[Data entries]
◇ ◇ ◇ ◇

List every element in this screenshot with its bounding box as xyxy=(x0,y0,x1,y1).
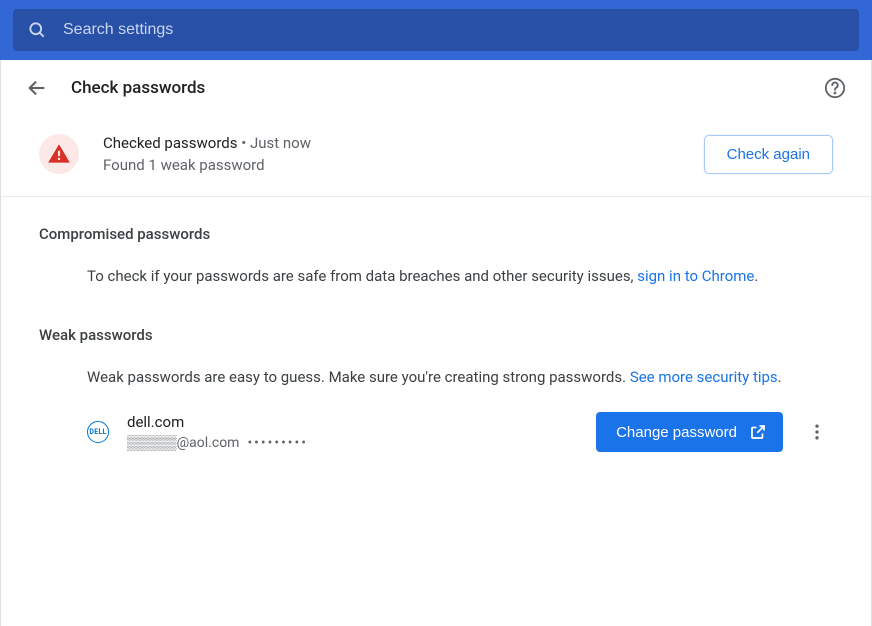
status-row: Checked passwords • Just now Found 1 wea… xyxy=(1,116,871,197)
compromised-section: Compromised passwords To check if your p… xyxy=(1,197,871,288)
warning-icon xyxy=(39,134,79,174)
open-external-icon xyxy=(749,423,767,441)
search-input[interactable] xyxy=(63,21,845,39)
compromised-title: Compromised passwords xyxy=(39,225,833,243)
page-header: Check passwords xyxy=(1,60,871,116)
top-bar xyxy=(0,0,872,60)
site-username: ▒▒▒▒▒@aol.com••••••••• xyxy=(127,434,596,451)
more-options-button[interactable] xyxy=(805,420,829,444)
compromised-text-before: To check if your passwords are safe from… xyxy=(87,267,637,285)
change-password-label: Change password xyxy=(616,424,737,441)
status-subtitle: Found 1 weak password xyxy=(103,156,704,174)
weak-password-item: DELL dell.com ▒▒▒▒▒@aol.com••••••••• Cha… xyxy=(39,398,833,452)
site-favicon: DELL xyxy=(87,421,109,443)
weak-body: Weak passwords are easy to guess. Make s… xyxy=(39,366,833,389)
check-again-button[interactable]: Check again xyxy=(704,135,833,174)
back-button[interactable] xyxy=(25,76,49,100)
search-container[interactable] xyxy=(13,9,859,51)
site-info: dell.com ▒▒▒▒▒@aol.com••••••••• xyxy=(127,413,596,451)
site-domain: dell.com xyxy=(127,413,596,431)
sign-in-link[interactable]: sign in to Chrome xyxy=(637,267,754,285)
compromised-text-after: . xyxy=(754,267,758,285)
compromised-body: To check if your passwords are safe from… xyxy=(39,265,833,288)
status-time: Just now xyxy=(250,134,311,152)
content-frame: Check passwords Checked passwords • Just… xyxy=(0,60,872,626)
status-title: Checked passwords xyxy=(103,134,237,152)
weak-text-after: . xyxy=(778,368,782,386)
weak-title: Weak passwords xyxy=(39,326,833,344)
change-password-button[interactable]: Change password xyxy=(596,412,783,452)
weak-text-before: Weak passwords are easy to guess. Make s… xyxy=(87,368,630,386)
security-tips-link[interactable]: See more security tips xyxy=(630,368,778,386)
search-icon xyxy=(27,20,47,40)
status-text: Checked passwords • Just now Found 1 wea… xyxy=(103,134,704,174)
weak-section: Weak passwords Weak passwords are easy t… xyxy=(1,288,871,453)
page-title: Check passwords xyxy=(71,78,823,98)
help-button[interactable] xyxy=(823,76,847,100)
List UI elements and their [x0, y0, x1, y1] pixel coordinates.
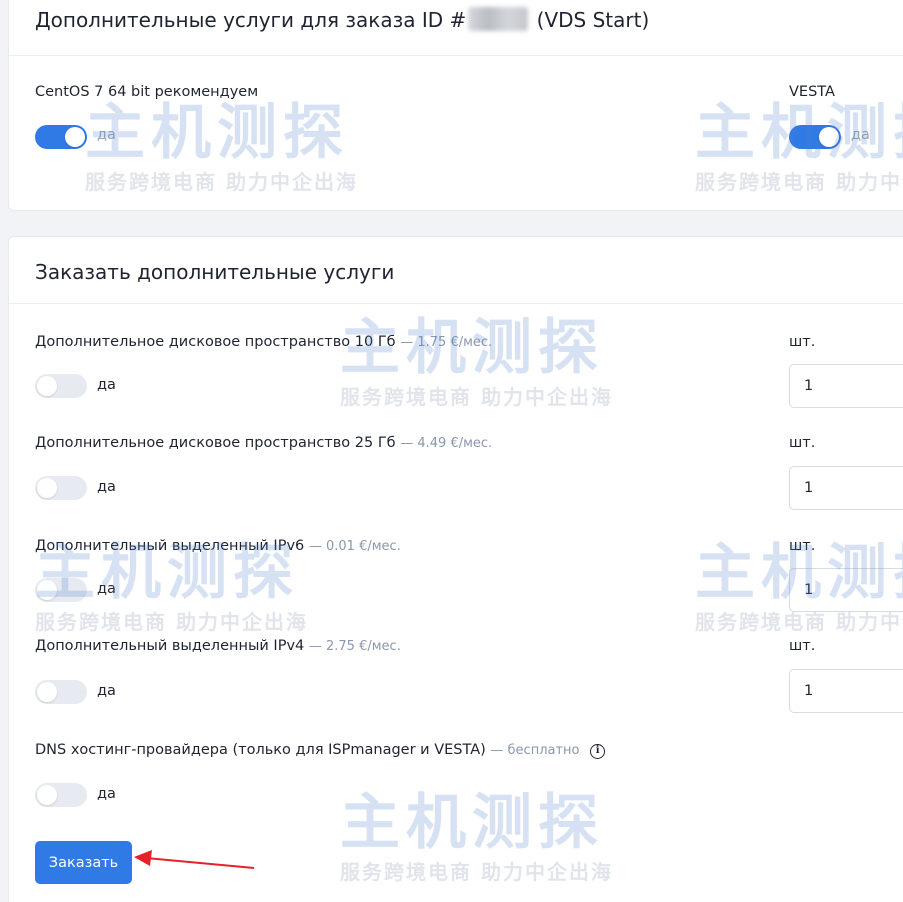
service-disk-25-label: Дополнительное дисковое пространство 25 … — [35, 435, 493, 451]
service-ipv4-qty-input[interactable] — [789, 669, 903, 713]
service-disk-25-toggle[interactable] — [35, 476, 87, 500]
addons-summary-title: Дополнительные услуги для заказа ID # (V… — [35, 7, 650, 32]
service-disk-10-toggle[interactable] — [35, 374, 87, 398]
service-ipv4-label: Дополнительный выделенный IPv4 — 2.75 €/… — [35, 638, 401, 654]
service-disk-10-toggle-text: да — [97, 377, 116, 393]
order-button[interactable]: Заказать — [35, 841, 132, 884]
panel-option-toggle-text: да — [851, 127, 870, 143]
service-dns-toggle-text: да — [97, 786, 116, 802]
service-disk-25-qty-label: шт. — [789, 435, 816, 451]
service-ipv4-toggle[interactable] — [35, 680, 87, 704]
divider — [9, 303, 903, 304]
os-option-toggle[interactable] — [35, 125, 87, 149]
service-price: — 1.75 €/мес. — [400, 335, 493, 350]
service-price: — 2.75 €/мес. — [308, 639, 401, 654]
os-option-label: CentOS 7 64 bit рекомендуем — [35, 84, 259, 100]
service-disk-25-toggle-text: да — [97, 479, 116, 495]
panel-option-label: VESTA — [789, 84, 835, 100]
service-disk-10-label: Дополнительное дисковое пространство 10 … — [35, 334, 493, 350]
info-icon[interactable]: i — [590, 744, 606, 759]
service-ipv6-qty-label: шт. — [789, 538, 816, 554]
service-ipv6-toggle[interactable] — [35, 578, 87, 602]
order-id-redacted — [468, 7, 529, 31]
order-addons-card: Заказать дополнительные услуги Дополните… — [8, 236, 903, 902]
service-disk-10-qty-input[interactable] — [789, 364, 903, 408]
service-ipv6-label: Дополнительный выделенный IPv6 — 0.01 €/… — [35, 538, 401, 554]
service-disk-25-qty-input[interactable] — [789, 466, 903, 510]
panel-option-toggle[interactable] — [789, 125, 841, 149]
service-disk-10-qty-label: шт. — [789, 334, 816, 350]
service-price: — бесплатно — [490, 743, 580, 758]
service-price: — 0.01 €/мес. — [308, 539, 401, 554]
service-price: — 4.49 €/мес. — [400, 436, 493, 451]
service-dns-toggle[interactable] — [35, 783, 87, 807]
os-option-toggle-text: да — [97, 127, 116, 143]
service-dns-label: DNS хостинг-провайдера (только для ISPma… — [35, 742, 606, 759]
service-ipv6-qty-input[interactable] — [789, 568, 903, 612]
divider — [9, 55, 903, 56]
service-ipv4-qty-label: шт. — [789, 638, 816, 654]
service-ipv4-toggle-text: да — [97, 683, 116, 699]
service-ipv6-toggle-text: да — [97, 581, 116, 597]
addons-summary-card: Дополнительные услуги для заказа ID # (V… — [8, 0, 903, 211]
order-addons-title: Заказать дополнительные услуги — [35, 260, 395, 284]
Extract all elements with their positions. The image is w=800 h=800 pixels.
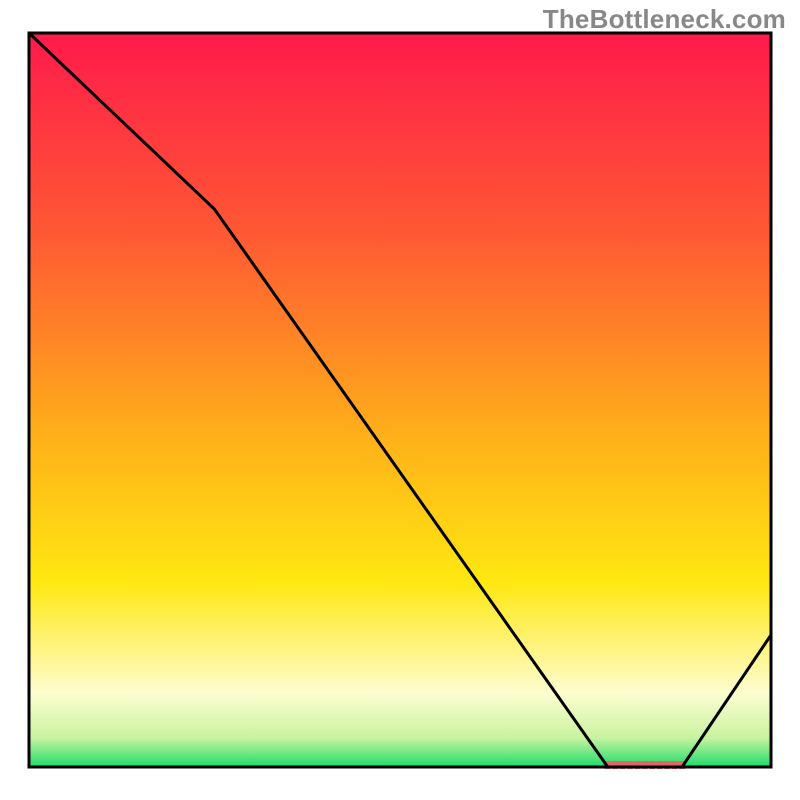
chart-frame: TheBottleneck.com [0,0,800,800]
bottleneck-chart [0,0,800,800]
watermark-text: TheBottleneck.com [543,4,786,35]
plot-background [29,33,771,767]
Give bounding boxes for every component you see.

◇ ◇ ◇ ◇

EXERCISE GOAL » Please reproduce the records above with every instance of "interactable" replaced by "clickable", changing nothing else and omitting the pictures from your answer.

RESULT OF THIS TASK »
List every element in this screenshot with its bounding box as xyxy=(x0,y0,x1,y1).
status-row: Checked passwords • Just now Found 1 wea… xyxy=(1,116,871,197)
compromised-section: Compromised passwords To check if your p… xyxy=(1,197,871,288)
warning-icon xyxy=(39,134,79,174)
open-external-icon xyxy=(749,423,767,441)
search-input[clickable] xyxy=(63,21,845,39)
compromised-title: Compromised passwords xyxy=(39,225,833,243)
page-header: Check passwords xyxy=(1,60,871,116)
top-bar xyxy=(0,0,872,60)
site-username: ▒▒▒▒▒@aol.com••••••••• xyxy=(127,434,596,451)
more-options-button[clickable] xyxy=(805,420,829,444)
compromised-text-before: To check if your passwords are safe from… xyxy=(87,267,637,285)
change-password-label: Change password xyxy=(616,424,737,441)
status-subtitle: Found 1 weak password xyxy=(103,156,704,174)
weak-password-item: DELL dell.com ▒▒▒▒▒@aol.com••••••••• Cha… xyxy=(39,398,833,452)
site-favicon: DELL xyxy=(87,421,109,443)
weak-body: Weak passwords are easy to guess. Make s… xyxy=(39,366,833,389)
check-again-button[clickable]: Check again xyxy=(704,135,833,174)
back-button[clickable] xyxy=(25,76,49,100)
search-container[clickable] xyxy=(13,9,859,51)
site-info: dell.com ▒▒▒▒▒@aol.com••••••••• xyxy=(127,413,596,451)
site-domain: dell.com xyxy=(127,413,596,431)
sign-in-link[clickable]: sign in to Chrome xyxy=(637,267,754,285)
compromised-text-after: . xyxy=(754,267,758,285)
compromised-body: To check if your passwords are safe from… xyxy=(39,265,833,288)
status-time: Just now xyxy=(250,134,311,152)
content-frame: Check passwords Checked passwords • Just… xyxy=(0,60,872,626)
status-title: Checked passwords xyxy=(103,134,237,152)
weak-text-after: . xyxy=(778,368,782,386)
weak-title: Weak passwords xyxy=(39,326,833,344)
change-password-button[clickable]: Change password xyxy=(596,412,783,452)
weak-text-before: Weak passwords are easy to guess. Make s… xyxy=(87,368,630,386)
security-tips-link[clickable]: See more security tips xyxy=(630,368,778,386)
search-icon xyxy=(27,20,47,40)
status-text: Checked passwords • Just now Found 1 wea… xyxy=(103,134,704,174)
weak-section: Weak passwords Weak passwords are easy t… xyxy=(1,288,871,453)
page-title: Check passwords xyxy=(71,78,823,98)
help-button[clickable] xyxy=(823,76,847,100)
List UI elements and their [x0, y0, x1, y1] pixel coordinates.
service-disk-25-label: Дополнительное дисковое пространство 25 … — [35, 435, 493, 451]
service-ipv4-qty-input[clickable] — [789, 669, 903, 713]
service-disk-25-toggle[clickable] — [35, 476, 87, 500]
addons-summary-title: Дополнительные услуги для заказа ID # (V… — [35, 7, 650, 32]
service-disk-10-toggle[clickable] — [35, 374, 87, 398]
service-ipv4-label: Дополнительный выделенный IPv4 — 2.75 €/… — [35, 638, 401, 654]
service-disk-10-toggle-text: да — [97, 377, 116, 393]
order-button[clickable]: Заказать — [35, 841, 132, 884]
panel-option-toggle-text: да — [851, 127, 870, 143]
service-dns-toggle-text: да — [97, 786, 116, 802]
service-disk-25-qty-label: шт. — [789, 435, 816, 451]
service-ipv4-toggle[clickable] — [35, 680, 87, 704]
divider — [9, 303, 903, 304]
os-option-toggle[clickable] — [35, 125, 87, 149]
service-price: — 1.75 €/мес. — [400, 335, 493, 350]
service-price: — 2.75 €/мес. — [308, 639, 401, 654]
os-option-label: CentOS 7 64 bit рекомендуем — [35, 84, 259, 100]
service-disk-25-toggle-text: да — [97, 479, 116, 495]
panel-option-label: VESTA — [789, 84, 835, 100]
service-disk-10-label: Дополнительное дисковое пространство 10 … — [35, 334, 493, 350]
info-icon[clickable]: i — [590, 744, 606, 759]
service-ipv6-qty-label: шт. — [789, 538, 816, 554]
service-ipv6-toggle[clickable] — [35, 578, 87, 602]
order-id-redacted — [468, 7, 529, 31]
order-addons-card: Заказать дополнительные услуги Дополните… — [8, 236, 903, 902]
service-disk-10-qty-input[clickable] — [789, 364, 903, 408]
service-ipv6-label: Дополнительный выделенный IPv6 — 0.01 €/… — [35, 538, 401, 554]
service-disk-25-qty-input[clickable] — [789, 466, 903, 510]
panel-option-toggle[clickable] — [789, 125, 841, 149]
service-disk-10-qty-label: шт. — [789, 334, 816, 350]
service-price: — бесплатно — [490, 743, 580, 758]
service-price: — 0.01 €/мес. — [308, 539, 401, 554]
service-price: — 4.49 €/мес. — [400, 436, 493, 451]
service-dns-toggle[clickable] — [35, 783, 87, 807]
os-option-toggle-text: да — [97, 127, 116, 143]
service-dns-label: DNS хостинг-провайдера (только для ISPma… — [35, 742, 606, 759]
service-ipv6-qty-input[clickable] — [789, 568, 903, 612]
divider — [9, 55, 903, 56]
service-ipv4-qty-label: шт. — [789, 638, 816, 654]
service-ipv4-toggle-text: да — [97, 683, 116, 699]
service-ipv6-toggle-text: да — [97, 581, 116, 597]
addons-summary-card: Дополнительные услуги для заказа ID # (V… — [8, 0, 903, 211]
order-addons-title: Заказать дополнительные услуги — [35, 260, 395, 284]
Extract all elements with their positions. The image is w=800 h=800 pixels.
chart-frame: TheBottleneck.com [0,0,800,800]
bottleneck-chart [0,0,800,800]
watermark-text: TheBottleneck.com [543,4,786,35]
plot-background [29,33,771,767]
Give bounding boxes for every component you see.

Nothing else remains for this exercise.